Set down every entry word for word. Omit the pictures.

---------- DATASET EXCERPTS

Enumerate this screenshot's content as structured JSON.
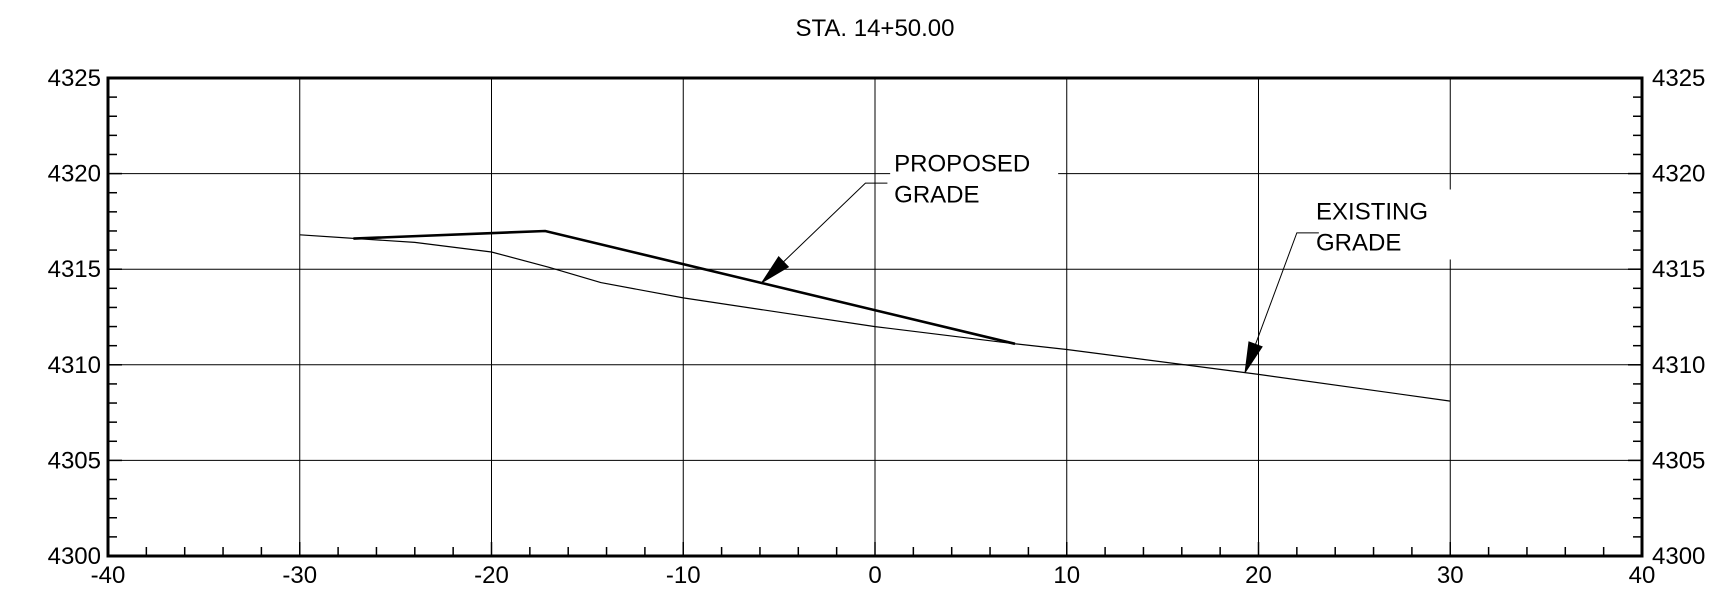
{
  "chart_data": {
    "type": "line",
    "title": "STA. 14+50.00",
    "xlabel": "",
    "ylabel": "",
    "xlim": [
      -40,
      40
    ],
    "ylim": [
      4300,
      4325
    ],
    "x_ticks": [
      -40,
      -30,
      -20,
      -10,
      0,
      10,
      20,
      30,
      40
    ],
    "x_tick_labels": [
      "-40",
      "-30",
      "-20",
      "-10",
      "0",
      "10",
      "20",
      "30",
      "40"
    ],
    "y_ticks": [
      4300,
      4305,
      4310,
      4315,
      4320,
      4325
    ],
    "y_tick_labels": [
      "4300",
      "4305",
      "4310",
      "4315",
      "4320",
      "4325"
    ],
    "x_minor_step": 2,
    "y_minor_step": 1,
    "grid": true,
    "y_axis_both_sides": true,
    "series": [
      {
        "id": "existing",
        "x": [
          -30,
          -27,
          -24,
          -20,
          -17,
          -14.3,
          -10,
          0,
          7.3,
          10,
          20,
          30
        ],
        "y": [
          4316.8,
          4316.6,
          4316.4,
          4315.9,
          4315.1,
          4314.3,
          4313.5,
          4312.0,
          4311.1,
          4310.8,
          4309.5,
          4308.1
        ]
      },
      {
        "id": "proposed",
        "x": [
          -27.2,
          -17.2,
          7.3
        ],
        "y": [
          4316.6,
          4317.0,
          4311.1
        ]
      }
    ],
    "annotations": [
      {
        "id": "proposed-label",
        "lines": [
          "PROPOSED",
          "GRADE"
        ],
        "anchor": [
          1.0,
          4320.1
        ],
        "leader_corner": [
          -0.5,
          4319.5
        ],
        "arrow_tip": [
          -5.9,
          4314.3
        ]
      },
      {
        "id": "existing-label",
        "lines": [
          "EXISTING",
          "GRADE"
        ],
        "anchor": [
          23.0,
          4317.6
        ],
        "leader_corner": [
          22.0,
          4316.9
        ],
        "arrow_tip": [
          19.3,
          4309.6
        ]
      }
    ]
  }
}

--------------------

RESPONSE FOR THIS EXERCISE:
Enumerate this screenshot's content as structured JSON.
{
  "chart_data": {
    "type": "line",
    "title": "STA. 14+50.00",
    "xlabel": "",
    "ylabel": "",
    "xlim": [
      -40,
      40
    ],
    "ylim": [
      4300,
      4325
    ],
    "x_ticks": [
      -40,
      -30,
      -20,
      -10,
      0,
      10,
      20,
      30,
      40
    ],
    "x_tick_labels": [
      "-40",
      "-30",
      "-20",
      "-10",
      "0",
      "10",
      "20",
      "30",
      "40"
    ],
    "y_ticks": [
      4300,
      4305,
      4310,
      4315,
      4320,
      4325
    ],
    "y_tick_labels": [
      "4300",
      "4305",
      "4310",
      "4315",
      "4320",
      "4325"
    ],
    "x_minor_step": 2,
    "y_minor_step": 1,
    "grid": true,
    "y_axis_both_sides": true,
    "series": [
      {
        "id": "existing",
        "x": [
          -30,
          -27,
          -24,
          -20,
          -17,
          -14.3,
          -10,
          0,
          7.3,
          10,
          20,
          30
        ],
        "y": [
          4316.8,
          4316.6,
          4316.4,
          4315.9,
          4315.1,
          4314.3,
          4313.5,
          4312.0,
          4311.1,
          4310.8,
          4309.5,
          4308.1
        ]
      },
      {
        "id": "proposed",
        "x": [
          -27.2,
          -17.2,
          7.3
        ],
        "y": [
          4316.6,
          4317.0,
          4311.1
        ]
      }
    ],
    "annotations": [
      {
        "id": "proposed-label",
        "lines": [
          "PROPOSED",
          "GRADE"
        ],
        "anchor": [
          1.0,
          4320.1
        ],
        "leader_corner": [
          -0.5,
          4319.5
        ],
        "arrow_tip": [
          -5.9,
          4314.3
        ]
      },
      {
        "id": "existing-label",
        "lines": [
          "EXISTING",
          "GRADE"
        ],
        "anchor": [
          23.0,
          4317.6
        ],
        "leader_corner": [
          22.0,
          4316.9
        ],
        "arrow_tip": [
          19.3,
          4309.6
        ]
      }
    ]
  }
}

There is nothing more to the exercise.